Exercise aim
Extract the complete data exactly as given.
++++++
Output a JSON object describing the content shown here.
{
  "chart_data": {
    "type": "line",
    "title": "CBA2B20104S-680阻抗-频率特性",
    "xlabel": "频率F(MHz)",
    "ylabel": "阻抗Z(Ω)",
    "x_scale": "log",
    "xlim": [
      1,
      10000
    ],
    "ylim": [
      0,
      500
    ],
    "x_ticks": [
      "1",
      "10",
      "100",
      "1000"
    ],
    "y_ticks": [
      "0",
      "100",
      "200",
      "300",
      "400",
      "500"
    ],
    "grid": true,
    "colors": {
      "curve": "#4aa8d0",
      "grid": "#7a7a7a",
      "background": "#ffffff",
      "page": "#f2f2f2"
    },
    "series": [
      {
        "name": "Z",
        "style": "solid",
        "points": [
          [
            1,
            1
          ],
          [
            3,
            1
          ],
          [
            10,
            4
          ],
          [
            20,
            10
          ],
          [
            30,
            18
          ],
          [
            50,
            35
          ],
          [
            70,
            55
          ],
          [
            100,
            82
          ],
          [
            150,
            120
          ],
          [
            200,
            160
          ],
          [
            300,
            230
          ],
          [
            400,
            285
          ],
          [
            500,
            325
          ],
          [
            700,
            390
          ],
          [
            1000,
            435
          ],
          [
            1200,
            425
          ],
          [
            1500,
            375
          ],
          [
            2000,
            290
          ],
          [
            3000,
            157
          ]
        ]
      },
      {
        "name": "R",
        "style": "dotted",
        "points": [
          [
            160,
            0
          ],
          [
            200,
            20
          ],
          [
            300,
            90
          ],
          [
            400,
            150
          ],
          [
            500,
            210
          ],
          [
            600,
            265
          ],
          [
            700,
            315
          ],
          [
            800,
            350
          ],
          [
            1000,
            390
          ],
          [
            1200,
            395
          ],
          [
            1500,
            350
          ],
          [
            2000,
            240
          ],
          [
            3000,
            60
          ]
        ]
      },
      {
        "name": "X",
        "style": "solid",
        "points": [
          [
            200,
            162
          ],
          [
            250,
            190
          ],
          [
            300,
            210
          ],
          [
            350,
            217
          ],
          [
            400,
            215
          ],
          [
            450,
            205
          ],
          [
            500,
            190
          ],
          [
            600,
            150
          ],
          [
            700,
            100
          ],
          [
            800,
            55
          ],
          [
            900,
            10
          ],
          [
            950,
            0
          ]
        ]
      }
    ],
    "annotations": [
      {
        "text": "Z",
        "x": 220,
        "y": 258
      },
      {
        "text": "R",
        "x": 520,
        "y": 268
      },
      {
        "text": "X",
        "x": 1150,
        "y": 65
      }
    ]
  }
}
++++++
Exercise output
Output a JSON object describing the content shown here.
{
  "chart_data": {
    "type": "line",
    "title": "CBA2B20104S-680阻抗-频率特性",
    "xlabel": "频率F(MHz)",
    "ylabel": "阻抗Z(Ω)",
    "x_scale": "log",
    "xlim": [
      1,
      10000
    ],
    "ylim": [
      0,
      500
    ],
    "x_ticks": [
      "1",
      "10",
      "100",
      "1000"
    ],
    "y_ticks": [
      "0",
      "100",
      "200",
      "300",
      "400",
      "500"
    ],
    "grid": true,
    "colors": {
      "curve": "#4aa8d0",
      "grid": "#7a7a7a",
      "background": "#ffffff",
      "page": "#f2f2f2"
    },
    "series": [
      {
        "name": "Z",
        "style": "solid",
        "points": [
          [
            1,
            1
          ],
          [
            3,
            1
          ],
          [
            10,
            4
          ],
          [
            20,
            10
          ],
          [
            30,
            18
          ],
          [
            50,
            35
          ],
          [
            70,
            55
          ],
          [
            100,
            82
          ],
          [
            150,
            120
          ],
          [
            200,
            160
          ],
          [
            300,
            230
          ],
          [
            400,
            285
          ],
          [
            500,
            325
          ],
          [
            700,
            390
          ],
          [
            1000,
            435
          ],
          [
            1200,
            425
          ],
          [
            1500,
            375
          ],
          [
            2000,
            290
          ],
          [
            3000,
            157
          ]
        ]
      },
      {
        "name": "R",
        "style": "dotted",
        "points": [
          [
            160,
            0
          ],
          [
            200,
            20
          ],
          [
            300,
            90
          ],
          [
            400,
            150
          ],
          [
            500,
            210
          ],
          [
            600,
            265
          ],
          [
            700,
            315
          ],
          [
            800,
            350
          ],
          [
            1000,
            390
          ],
          [
            1200,
            395
          ],
          [
            1500,
            350
          ],
          [
            2000,
            240
          ],
          [
            3000,
            60
          ]
        ]
      },
      {
        "name": "X",
        "style": "solid",
        "points": [
          [
            200,
            162
          ],
          [
            250,
            190
          ],
          [
            300,
            210
          ],
          [
            350,
            217
          ],
          [
            400,
            215
          ],
          [
            450,
            205
          ],
          [
            500,
            190
          ],
          [
            600,
            150
          ],
          [
            700,
            100
          ],
          [
            800,
            55
          ],
          [
            900,
            10
          ],
          [
            950,
            0
          ]
        ]
      }
    ],
    "annotations": [
      {
        "text": "Z",
        "x": 220,
        "y": 258
      },
      {
        "text": "R",
        "x": 520,
        "y": 268
      },
      {
        "text": "X",
        "x": 1150,
        "y": 65
      }
    ]
  }
}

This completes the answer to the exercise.